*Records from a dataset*
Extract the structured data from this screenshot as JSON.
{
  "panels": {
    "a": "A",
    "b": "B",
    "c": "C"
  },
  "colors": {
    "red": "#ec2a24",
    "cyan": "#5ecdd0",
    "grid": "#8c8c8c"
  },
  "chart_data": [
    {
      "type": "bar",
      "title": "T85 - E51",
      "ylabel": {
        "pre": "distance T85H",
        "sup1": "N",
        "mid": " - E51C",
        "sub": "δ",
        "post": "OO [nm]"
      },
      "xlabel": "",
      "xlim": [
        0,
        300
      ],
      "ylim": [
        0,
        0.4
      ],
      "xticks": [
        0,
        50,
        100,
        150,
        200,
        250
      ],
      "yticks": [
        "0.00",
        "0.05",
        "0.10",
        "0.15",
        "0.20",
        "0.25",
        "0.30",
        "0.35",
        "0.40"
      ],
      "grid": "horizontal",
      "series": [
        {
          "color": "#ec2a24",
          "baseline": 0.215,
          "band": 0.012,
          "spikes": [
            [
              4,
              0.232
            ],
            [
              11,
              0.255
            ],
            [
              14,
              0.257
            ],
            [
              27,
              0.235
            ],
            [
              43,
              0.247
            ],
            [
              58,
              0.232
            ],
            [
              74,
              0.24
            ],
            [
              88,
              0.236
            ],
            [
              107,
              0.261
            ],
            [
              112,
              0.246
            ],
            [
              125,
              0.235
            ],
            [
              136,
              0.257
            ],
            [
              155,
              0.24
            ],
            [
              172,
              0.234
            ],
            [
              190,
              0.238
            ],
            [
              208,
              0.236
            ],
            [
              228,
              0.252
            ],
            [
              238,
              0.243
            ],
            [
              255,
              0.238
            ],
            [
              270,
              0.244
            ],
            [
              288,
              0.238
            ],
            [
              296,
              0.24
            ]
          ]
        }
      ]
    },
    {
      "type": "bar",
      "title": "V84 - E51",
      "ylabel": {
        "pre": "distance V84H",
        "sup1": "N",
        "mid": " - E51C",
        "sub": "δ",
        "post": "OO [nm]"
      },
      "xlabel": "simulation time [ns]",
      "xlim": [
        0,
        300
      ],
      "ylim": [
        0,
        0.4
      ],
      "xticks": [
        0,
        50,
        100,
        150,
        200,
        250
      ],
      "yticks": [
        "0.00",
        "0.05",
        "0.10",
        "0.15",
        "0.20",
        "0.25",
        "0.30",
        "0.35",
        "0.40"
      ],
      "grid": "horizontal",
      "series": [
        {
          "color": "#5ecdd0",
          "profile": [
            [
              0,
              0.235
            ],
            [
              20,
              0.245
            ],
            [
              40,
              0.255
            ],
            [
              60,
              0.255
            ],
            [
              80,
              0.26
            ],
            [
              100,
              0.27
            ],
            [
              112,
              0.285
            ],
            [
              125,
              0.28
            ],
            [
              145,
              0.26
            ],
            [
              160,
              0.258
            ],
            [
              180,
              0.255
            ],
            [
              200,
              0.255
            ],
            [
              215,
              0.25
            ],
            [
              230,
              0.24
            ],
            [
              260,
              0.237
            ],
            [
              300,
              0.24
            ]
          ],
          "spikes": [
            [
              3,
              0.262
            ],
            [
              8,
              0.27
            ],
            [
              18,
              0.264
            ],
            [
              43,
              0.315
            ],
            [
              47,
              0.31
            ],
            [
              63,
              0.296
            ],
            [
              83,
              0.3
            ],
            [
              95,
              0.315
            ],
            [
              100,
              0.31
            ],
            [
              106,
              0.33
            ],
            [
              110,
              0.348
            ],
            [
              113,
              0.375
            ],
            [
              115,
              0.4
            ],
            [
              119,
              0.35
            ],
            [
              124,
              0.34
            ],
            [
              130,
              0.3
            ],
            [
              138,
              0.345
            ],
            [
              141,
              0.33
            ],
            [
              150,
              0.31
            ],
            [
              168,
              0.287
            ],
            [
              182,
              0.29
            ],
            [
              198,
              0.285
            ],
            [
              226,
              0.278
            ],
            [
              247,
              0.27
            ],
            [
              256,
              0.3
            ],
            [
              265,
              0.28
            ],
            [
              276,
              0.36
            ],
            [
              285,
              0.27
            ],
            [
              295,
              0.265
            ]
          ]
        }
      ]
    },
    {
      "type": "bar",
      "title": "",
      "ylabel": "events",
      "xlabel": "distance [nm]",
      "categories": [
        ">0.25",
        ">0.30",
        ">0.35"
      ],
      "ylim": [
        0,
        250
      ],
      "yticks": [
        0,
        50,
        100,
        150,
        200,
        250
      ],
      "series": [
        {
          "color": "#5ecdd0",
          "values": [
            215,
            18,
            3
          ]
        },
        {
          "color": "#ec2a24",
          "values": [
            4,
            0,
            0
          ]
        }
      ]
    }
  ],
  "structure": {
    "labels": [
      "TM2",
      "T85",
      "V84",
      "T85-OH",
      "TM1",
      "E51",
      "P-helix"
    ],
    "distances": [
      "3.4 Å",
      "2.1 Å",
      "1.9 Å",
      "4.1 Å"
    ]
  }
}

*Task objective*
Repeat back the data above, exact to the last character.

*Final answer*
Extract the structured data from this screenshot as JSON.
{
  "panels": {
    "a": "A",
    "b": "B",
    "c": "C"
  },
  "colors": {
    "red": "#ec2a24",
    "cyan": "#5ecdd0",
    "grid": "#8c8c8c"
  },
  "chart_data": [
    {
      "type": "bar",
      "title": "T85 - E51",
      "ylabel": {
        "pre": "distance T85H",
        "sup1": "N",
        "mid": " - E51C",
        "sub": "δ",
        "post": "OO [nm]"
      },
      "xlabel": "",
      "xlim": [
        0,
        300
      ],
      "ylim": [
        0,
        0.4
      ],
      "xticks": [
        0,
        50,
        100,
        150,
        200,
        250
      ],
      "yticks": [
        "0.00",
        "0.05",
        "0.10",
        "0.15",
        "0.20",
        "0.25",
        "0.30",
        "0.35",
        "0.40"
      ],
      "grid": "horizontal",
      "series": [
        {
          "color": "#ec2a24",
          "baseline": 0.215,
          "band": 0.012,
          "spikes": [
            [
              4,
              0.232
            ],
            [
              11,
              0.255
            ],
            [
              14,
              0.257
            ],
            [
              27,
              0.235
            ],
            [
              43,
              0.247
            ],
            [
              58,
              0.232
            ],
            [
              74,
              0.24
            ],
            [
              88,
              0.236
            ],
            [
              107,
              0.261
            ],
            [
              112,
              0.246
            ],
            [
              125,
              0.235
            ],
            [
              136,
              0.257
            ],
            [
              155,
              0.24
            ],
            [
              172,
              0.234
            ],
            [
              190,
              0.238
            ],
            [
              208,
              0.236
            ],
            [
              228,
              0.252
            ],
            [
              238,
              0.243
            ],
            [
              255,
              0.238
            ],
            [
              270,
              0.244
            ],
            [
              288,
              0.238
            ],
            [
              296,
              0.24
            ]
          ]
        }
      ]
    },
    {
      "type": "bar",
      "title": "V84 - E51",
      "ylabel": {
        "pre": "distance V84H",
        "sup1": "N",
        "mid": " - E51C",
        "sub": "δ",
        "post": "OO [nm]"
      },
      "xlabel": "simulation time [ns]",
      "xlim": [
        0,
        300
      ],
      "ylim": [
        0,
        0.4
      ],
      "xticks": [
        0,
        50,
        100,
        150,
        200,
        250
      ],
      "yticks": [
        "0.00",
        "0.05",
        "0.10",
        "0.15",
        "0.20",
        "0.25",
        "0.30",
        "0.35",
        "0.40"
      ],
      "grid": "horizontal",
      "series": [
        {
          "color": "#5ecdd0",
          "profile": [
            [
              0,
              0.235
            ],
            [
              20,
              0.245
            ],
            [
              40,
              0.255
            ],
            [
              60,
              0.255
            ],
            [
              80,
              0.26
            ],
            [
              100,
              0.27
            ],
            [
              112,
              0.285
            ],
            [
              125,
              0.28
            ],
            [
              145,
              0.26
            ],
            [
              160,
              0.258
            ],
            [
              180,
              0.255
            ],
            [
              200,
              0.255
            ],
            [
              215,
              0.25
            ],
            [
              230,
              0.24
            ],
            [
              260,
              0.237
            ],
            [
              300,
              0.24
            ]
          ],
          "spikes": [
            [
              3,
              0.262
            ],
            [
              8,
              0.27
            ],
            [
              18,
              0.264
            ],
            [
              43,
              0.315
            ],
            [
              47,
              0.31
            ],
            [
              63,
              0.296
            ],
            [
              83,
              0.3
            ],
            [
              95,
              0.315
            ],
            [
              100,
              0.31
            ],
            [
              106,
              0.33
            ],
            [
              110,
              0.348
            ],
            [
              113,
              0.375
            ],
            [
              115,
              0.4
            ],
            [
              119,
              0.35
            ],
            [
              124,
              0.34
            ],
            [
              130,
              0.3
            ],
            [
              138,
              0.345
            ],
            [
              141,
              0.33
            ],
            [
              150,
              0.31
            ],
            [
              168,
              0.287
            ],
            [
              182,
              0.29
            ],
            [
              198,
              0.285
            ],
            [
              226,
              0.278
            ],
            [
              247,
              0.27
            ],
            [
              256,
              0.3
            ],
            [
              265,
              0.28
            ],
            [
              276,
              0.36
            ],
            [
              285,
              0.27
            ],
            [
              295,
              0.265
            ]
          ]
        }
      ]
    },
    {
      "type": "bar",
      "title": "",
      "ylabel": "events",
      "xlabel": "distance [nm]",
      "categories": [
        ">0.25",
        ">0.30",
        ">0.35"
      ],
      "ylim": [
        0,
        250
      ],
      "yticks": [
        0,
        50,
        100,
        150,
        200,
        250
      ],
      "series": [
        {
          "color": "#5ecdd0",
          "values": [
            215,
            18,
            3
          ]
        },
        {
          "color": "#ec2a24",
          "values": [
            4,
            0,
            0
          ]
        }
      ]
    }
  ],
  "structure": {
    "labels": [
      "TM2",
      "T85",
      "V84",
      "T85-OH",
      "TM1",
      "E51",
      "P-helix"
    ],
    "distances": [
      "3.4 Å",
      "2.1 Å",
      "1.9 Å",
      "4.1 Å"
    ]
  }
}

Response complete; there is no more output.